[Data records]
☆ ☆ ☆ ☆ ☆ ☆ ☆

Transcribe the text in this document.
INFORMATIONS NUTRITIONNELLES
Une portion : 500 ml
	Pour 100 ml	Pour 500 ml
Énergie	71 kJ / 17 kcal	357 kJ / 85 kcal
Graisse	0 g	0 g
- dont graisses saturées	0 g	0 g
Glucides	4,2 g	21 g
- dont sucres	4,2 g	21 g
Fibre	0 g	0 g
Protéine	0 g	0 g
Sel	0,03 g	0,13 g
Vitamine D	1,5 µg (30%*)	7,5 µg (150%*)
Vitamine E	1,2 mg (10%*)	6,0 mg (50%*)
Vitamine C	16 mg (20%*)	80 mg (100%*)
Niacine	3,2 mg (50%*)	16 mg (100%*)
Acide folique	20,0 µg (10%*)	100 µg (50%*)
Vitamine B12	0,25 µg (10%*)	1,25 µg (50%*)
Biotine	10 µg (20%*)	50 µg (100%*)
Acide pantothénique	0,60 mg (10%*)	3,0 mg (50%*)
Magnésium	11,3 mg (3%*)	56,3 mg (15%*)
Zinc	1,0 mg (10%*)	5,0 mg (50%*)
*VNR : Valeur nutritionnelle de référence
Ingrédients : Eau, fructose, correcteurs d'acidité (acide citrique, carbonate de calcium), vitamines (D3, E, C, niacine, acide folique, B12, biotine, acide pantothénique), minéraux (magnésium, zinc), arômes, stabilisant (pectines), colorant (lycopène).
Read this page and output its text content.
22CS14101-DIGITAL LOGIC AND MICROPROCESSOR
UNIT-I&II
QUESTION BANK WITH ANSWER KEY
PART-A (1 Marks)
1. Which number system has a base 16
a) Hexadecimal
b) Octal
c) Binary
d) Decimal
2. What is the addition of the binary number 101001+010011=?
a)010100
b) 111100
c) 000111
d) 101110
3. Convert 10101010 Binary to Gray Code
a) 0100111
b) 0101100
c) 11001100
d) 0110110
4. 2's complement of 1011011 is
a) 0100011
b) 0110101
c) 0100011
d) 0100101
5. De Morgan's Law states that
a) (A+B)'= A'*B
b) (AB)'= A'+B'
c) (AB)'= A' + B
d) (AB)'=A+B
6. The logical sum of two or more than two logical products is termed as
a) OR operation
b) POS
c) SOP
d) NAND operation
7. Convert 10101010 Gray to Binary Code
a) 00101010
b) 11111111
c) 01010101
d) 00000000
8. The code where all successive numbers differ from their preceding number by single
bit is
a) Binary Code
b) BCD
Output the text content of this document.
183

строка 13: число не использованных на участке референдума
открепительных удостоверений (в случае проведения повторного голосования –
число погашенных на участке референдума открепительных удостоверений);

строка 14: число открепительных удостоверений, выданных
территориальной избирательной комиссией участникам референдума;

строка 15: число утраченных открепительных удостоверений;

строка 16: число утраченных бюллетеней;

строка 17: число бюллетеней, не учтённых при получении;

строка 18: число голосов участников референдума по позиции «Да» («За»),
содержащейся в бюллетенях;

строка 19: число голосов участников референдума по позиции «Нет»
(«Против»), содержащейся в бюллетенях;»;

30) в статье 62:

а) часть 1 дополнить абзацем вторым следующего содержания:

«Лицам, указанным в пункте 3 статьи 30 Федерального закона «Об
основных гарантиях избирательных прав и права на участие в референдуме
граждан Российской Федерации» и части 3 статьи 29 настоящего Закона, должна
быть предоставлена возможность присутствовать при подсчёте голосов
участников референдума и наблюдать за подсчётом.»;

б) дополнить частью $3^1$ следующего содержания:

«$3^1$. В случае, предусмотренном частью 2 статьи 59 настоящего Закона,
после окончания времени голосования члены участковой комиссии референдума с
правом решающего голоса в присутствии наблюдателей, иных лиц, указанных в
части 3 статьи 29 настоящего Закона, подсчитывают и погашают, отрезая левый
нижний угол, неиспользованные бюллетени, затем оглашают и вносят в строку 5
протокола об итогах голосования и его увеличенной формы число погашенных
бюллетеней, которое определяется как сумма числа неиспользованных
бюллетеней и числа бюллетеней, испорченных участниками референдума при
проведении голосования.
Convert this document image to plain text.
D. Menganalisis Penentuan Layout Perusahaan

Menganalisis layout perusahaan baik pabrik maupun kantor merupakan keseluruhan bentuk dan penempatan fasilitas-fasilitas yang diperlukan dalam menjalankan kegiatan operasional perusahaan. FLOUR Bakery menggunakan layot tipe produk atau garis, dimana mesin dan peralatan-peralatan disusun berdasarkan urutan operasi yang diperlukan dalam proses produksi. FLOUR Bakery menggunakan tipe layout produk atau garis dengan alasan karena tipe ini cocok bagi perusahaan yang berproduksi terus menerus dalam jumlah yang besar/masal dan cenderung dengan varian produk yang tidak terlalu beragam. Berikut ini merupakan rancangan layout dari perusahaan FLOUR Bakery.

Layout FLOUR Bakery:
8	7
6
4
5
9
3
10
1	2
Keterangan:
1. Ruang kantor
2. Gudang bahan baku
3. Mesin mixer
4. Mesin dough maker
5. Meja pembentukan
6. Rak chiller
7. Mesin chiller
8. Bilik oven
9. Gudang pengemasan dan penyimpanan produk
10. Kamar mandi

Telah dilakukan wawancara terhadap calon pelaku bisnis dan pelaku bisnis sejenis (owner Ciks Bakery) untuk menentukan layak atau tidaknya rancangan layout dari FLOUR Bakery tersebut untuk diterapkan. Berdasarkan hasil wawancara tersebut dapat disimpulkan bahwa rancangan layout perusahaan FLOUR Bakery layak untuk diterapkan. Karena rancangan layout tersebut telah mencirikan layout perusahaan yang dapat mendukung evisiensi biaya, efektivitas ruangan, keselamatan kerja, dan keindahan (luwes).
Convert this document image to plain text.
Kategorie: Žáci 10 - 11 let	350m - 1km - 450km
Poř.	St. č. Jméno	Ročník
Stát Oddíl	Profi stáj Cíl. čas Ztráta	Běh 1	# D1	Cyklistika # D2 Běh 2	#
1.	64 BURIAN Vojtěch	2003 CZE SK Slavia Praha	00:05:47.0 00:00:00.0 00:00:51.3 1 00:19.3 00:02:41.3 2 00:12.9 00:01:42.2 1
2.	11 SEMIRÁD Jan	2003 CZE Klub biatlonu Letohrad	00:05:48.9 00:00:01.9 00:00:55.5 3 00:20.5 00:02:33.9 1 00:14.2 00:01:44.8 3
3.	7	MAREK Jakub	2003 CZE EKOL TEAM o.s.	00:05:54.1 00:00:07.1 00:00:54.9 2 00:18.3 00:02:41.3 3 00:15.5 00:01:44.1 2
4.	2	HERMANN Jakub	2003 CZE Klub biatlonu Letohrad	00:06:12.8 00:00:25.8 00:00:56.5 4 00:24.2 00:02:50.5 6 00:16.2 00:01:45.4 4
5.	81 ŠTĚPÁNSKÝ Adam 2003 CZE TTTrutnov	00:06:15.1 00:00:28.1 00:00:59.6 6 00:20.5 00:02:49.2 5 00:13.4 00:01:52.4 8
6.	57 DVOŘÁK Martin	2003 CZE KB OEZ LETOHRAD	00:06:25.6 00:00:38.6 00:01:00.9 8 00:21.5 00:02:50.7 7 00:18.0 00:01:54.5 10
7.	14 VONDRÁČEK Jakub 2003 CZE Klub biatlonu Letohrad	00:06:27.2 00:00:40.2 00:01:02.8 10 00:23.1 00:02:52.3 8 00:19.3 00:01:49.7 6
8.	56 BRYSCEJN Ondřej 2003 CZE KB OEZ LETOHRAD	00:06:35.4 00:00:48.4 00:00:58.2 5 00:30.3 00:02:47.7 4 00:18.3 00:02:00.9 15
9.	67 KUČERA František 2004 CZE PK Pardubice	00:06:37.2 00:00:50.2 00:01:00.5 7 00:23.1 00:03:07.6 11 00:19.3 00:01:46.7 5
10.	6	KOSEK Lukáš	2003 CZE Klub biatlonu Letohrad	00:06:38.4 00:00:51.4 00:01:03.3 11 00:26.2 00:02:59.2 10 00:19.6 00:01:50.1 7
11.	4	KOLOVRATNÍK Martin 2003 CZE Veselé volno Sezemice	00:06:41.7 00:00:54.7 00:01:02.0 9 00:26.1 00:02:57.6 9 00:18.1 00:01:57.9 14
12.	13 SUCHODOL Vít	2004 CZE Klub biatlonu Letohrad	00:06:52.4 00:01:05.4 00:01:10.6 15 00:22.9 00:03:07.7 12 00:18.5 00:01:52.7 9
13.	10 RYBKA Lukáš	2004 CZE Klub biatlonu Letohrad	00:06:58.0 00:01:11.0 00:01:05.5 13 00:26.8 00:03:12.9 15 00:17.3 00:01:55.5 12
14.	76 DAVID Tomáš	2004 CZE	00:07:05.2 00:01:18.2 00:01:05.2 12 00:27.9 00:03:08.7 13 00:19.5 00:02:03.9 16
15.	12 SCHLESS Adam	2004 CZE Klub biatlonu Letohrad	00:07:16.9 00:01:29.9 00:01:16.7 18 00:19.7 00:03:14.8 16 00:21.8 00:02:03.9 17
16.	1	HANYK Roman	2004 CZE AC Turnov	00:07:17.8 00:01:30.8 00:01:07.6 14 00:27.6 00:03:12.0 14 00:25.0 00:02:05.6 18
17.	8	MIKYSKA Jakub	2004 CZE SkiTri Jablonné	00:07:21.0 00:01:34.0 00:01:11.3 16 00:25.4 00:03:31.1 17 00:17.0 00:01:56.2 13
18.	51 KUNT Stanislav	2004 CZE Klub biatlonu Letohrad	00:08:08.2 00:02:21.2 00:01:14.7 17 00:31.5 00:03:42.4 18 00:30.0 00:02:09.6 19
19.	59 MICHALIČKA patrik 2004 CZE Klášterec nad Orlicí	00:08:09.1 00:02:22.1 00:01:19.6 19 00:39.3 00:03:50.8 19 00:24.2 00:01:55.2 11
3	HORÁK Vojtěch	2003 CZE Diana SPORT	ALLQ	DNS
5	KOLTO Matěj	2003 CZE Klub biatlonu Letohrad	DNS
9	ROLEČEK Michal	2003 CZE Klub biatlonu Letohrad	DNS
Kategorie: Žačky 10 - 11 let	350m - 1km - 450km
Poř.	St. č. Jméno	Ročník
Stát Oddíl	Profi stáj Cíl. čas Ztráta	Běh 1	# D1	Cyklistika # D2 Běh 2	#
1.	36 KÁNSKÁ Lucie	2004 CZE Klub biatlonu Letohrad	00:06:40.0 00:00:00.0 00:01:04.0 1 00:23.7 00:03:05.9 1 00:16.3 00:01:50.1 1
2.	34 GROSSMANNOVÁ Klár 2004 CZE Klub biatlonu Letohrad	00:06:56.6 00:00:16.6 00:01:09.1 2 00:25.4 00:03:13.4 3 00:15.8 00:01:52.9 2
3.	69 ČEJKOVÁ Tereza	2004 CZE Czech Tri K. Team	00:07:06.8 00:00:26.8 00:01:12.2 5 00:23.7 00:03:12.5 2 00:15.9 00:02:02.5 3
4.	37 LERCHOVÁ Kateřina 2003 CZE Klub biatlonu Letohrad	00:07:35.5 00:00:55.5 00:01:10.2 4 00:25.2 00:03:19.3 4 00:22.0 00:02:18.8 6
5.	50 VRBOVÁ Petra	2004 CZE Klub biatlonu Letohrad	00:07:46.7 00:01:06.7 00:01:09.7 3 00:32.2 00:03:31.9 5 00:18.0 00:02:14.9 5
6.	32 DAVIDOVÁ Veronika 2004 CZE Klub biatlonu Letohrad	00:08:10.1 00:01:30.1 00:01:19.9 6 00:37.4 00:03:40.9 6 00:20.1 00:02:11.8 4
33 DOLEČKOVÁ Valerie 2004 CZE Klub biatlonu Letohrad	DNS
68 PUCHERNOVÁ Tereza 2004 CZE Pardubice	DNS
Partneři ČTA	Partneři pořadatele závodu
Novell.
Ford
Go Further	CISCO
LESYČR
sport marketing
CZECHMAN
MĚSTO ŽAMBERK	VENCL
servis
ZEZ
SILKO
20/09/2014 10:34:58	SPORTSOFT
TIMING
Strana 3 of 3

☆ ☆ ☆ ☆ ☆ ☆ ☆

» **EXERCISE REQUIREMENTS**: State how many lines in the entries above include the word "text"; reply with the number alone.

» **OUTPUT OF THE TASK**: 5